• [Given records]

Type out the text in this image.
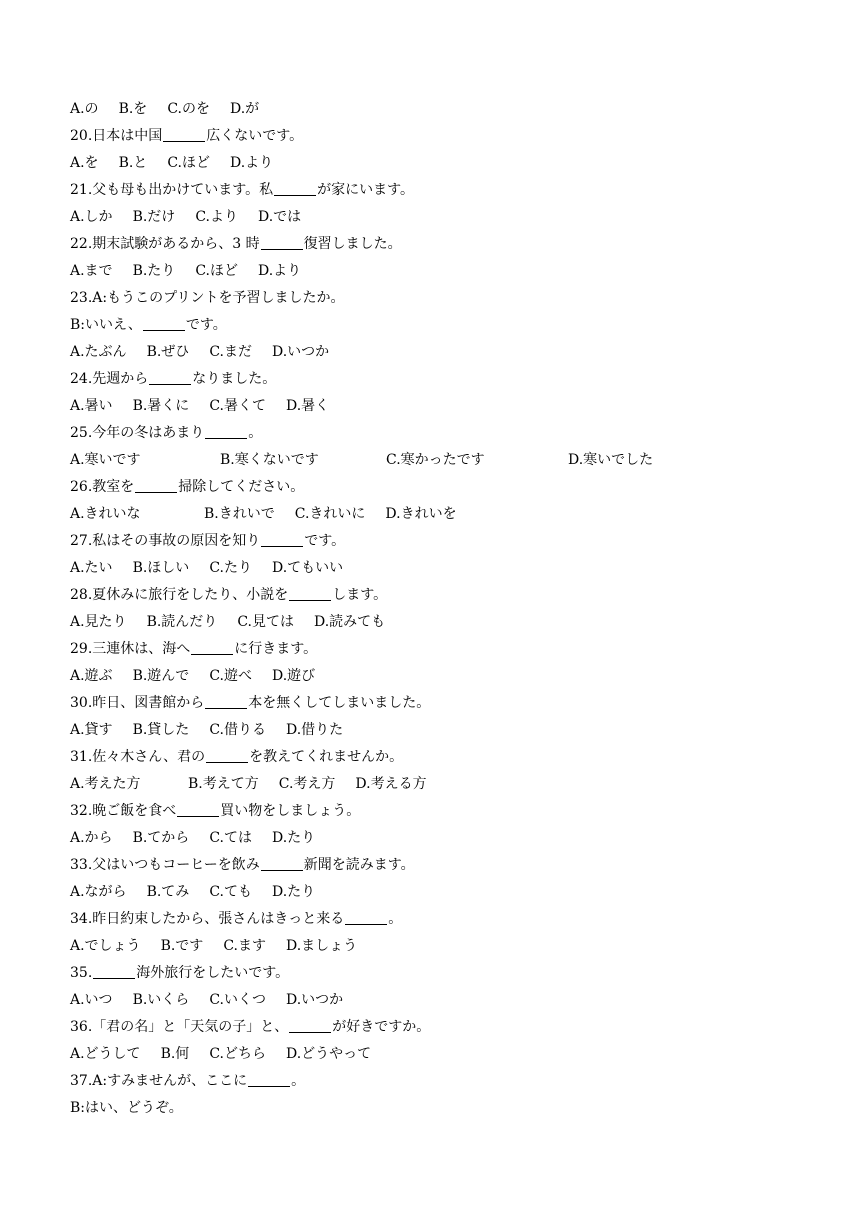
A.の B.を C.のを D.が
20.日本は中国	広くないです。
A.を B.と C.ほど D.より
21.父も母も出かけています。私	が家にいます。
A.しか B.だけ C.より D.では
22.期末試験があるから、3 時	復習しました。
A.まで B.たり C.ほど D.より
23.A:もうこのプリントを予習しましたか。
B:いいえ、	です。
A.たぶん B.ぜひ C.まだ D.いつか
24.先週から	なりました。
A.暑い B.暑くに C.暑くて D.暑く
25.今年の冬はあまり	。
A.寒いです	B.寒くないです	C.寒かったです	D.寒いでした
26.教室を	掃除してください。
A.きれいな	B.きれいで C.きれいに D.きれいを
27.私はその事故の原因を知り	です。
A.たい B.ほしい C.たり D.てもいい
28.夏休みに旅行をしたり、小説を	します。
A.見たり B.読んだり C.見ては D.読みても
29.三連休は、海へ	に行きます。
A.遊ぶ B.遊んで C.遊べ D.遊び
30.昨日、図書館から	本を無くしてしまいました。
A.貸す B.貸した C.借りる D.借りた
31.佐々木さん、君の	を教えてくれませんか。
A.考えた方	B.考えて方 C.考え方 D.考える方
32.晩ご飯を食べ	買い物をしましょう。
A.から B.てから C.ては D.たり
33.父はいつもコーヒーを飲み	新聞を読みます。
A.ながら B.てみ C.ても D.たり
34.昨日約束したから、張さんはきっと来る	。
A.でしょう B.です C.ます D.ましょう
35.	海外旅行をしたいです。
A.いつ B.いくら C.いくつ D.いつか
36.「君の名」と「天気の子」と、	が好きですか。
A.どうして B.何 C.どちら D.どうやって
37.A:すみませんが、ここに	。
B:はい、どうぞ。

• [Your instructions] The material above holds pictures; copy everything else in it exactly.

• [Answer for this exercise]
Type out the text in this image.
A.の B.を C.のを D.が
20.日本は中国	広くないです。
A.を B.と C.ほど D.より
21.父も母も出かけています。私	が家にいます。
A.しか B.だけ C.より D.では
22.期末試験があるから、3 時	復習しました。
A.まで B.たり C.ほど D.より
23.A:もうこのプリントを予習しましたか。
B:いいえ、	です。
A.たぶん B.ぜひ C.まだ D.いつか
24.先週から	なりました。
A.暑い B.暑くに C.暑くて D.暑く
25.今年の冬はあまり	。
A.寒いです	B.寒くないです	C.寒かったです	D.寒いでした
26.教室を	掃除してください。
A.きれいな	B.きれいで C.きれいに D.きれいを
27.私はその事故の原因を知り	です。
A.たい B.ほしい C.たり D.てもいい
28.夏休みに旅行をしたり、小説を	します。
A.見たり B.読んだり C.見ては D.読みても
29.三連休は、海へ	に行きます。
A.遊ぶ B.遊んで C.遊べ D.遊び
30.昨日、図書館から	本を無くしてしまいました。
A.貸す B.貸した C.借りる D.借りた
31.佐々木さん、君の	を教えてくれませんか。
A.考えた方	B.考えて方 C.考え方 D.考える方
32.晩ご飯を食べ	買い物をしましょう。
A.から B.てから C.ては D.たり
33.父はいつもコーヒーを飲み	新聞を読みます。
A.ながら B.てみ C.ても D.たり
34.昨日約束したから、張さんはきっと来る	。
A.でしょう B.です C.ます D.ましょう
35.	海外旅行をしたいです。
A.いつ B.いくら C.いくつ D.いつか
36.「君の名」と「天気の子」と、	が好きですか。
A.どうして B.何 C.どちら D.どうやって
37.A:すみませんが、ここに	。
B:はい、どうぞ。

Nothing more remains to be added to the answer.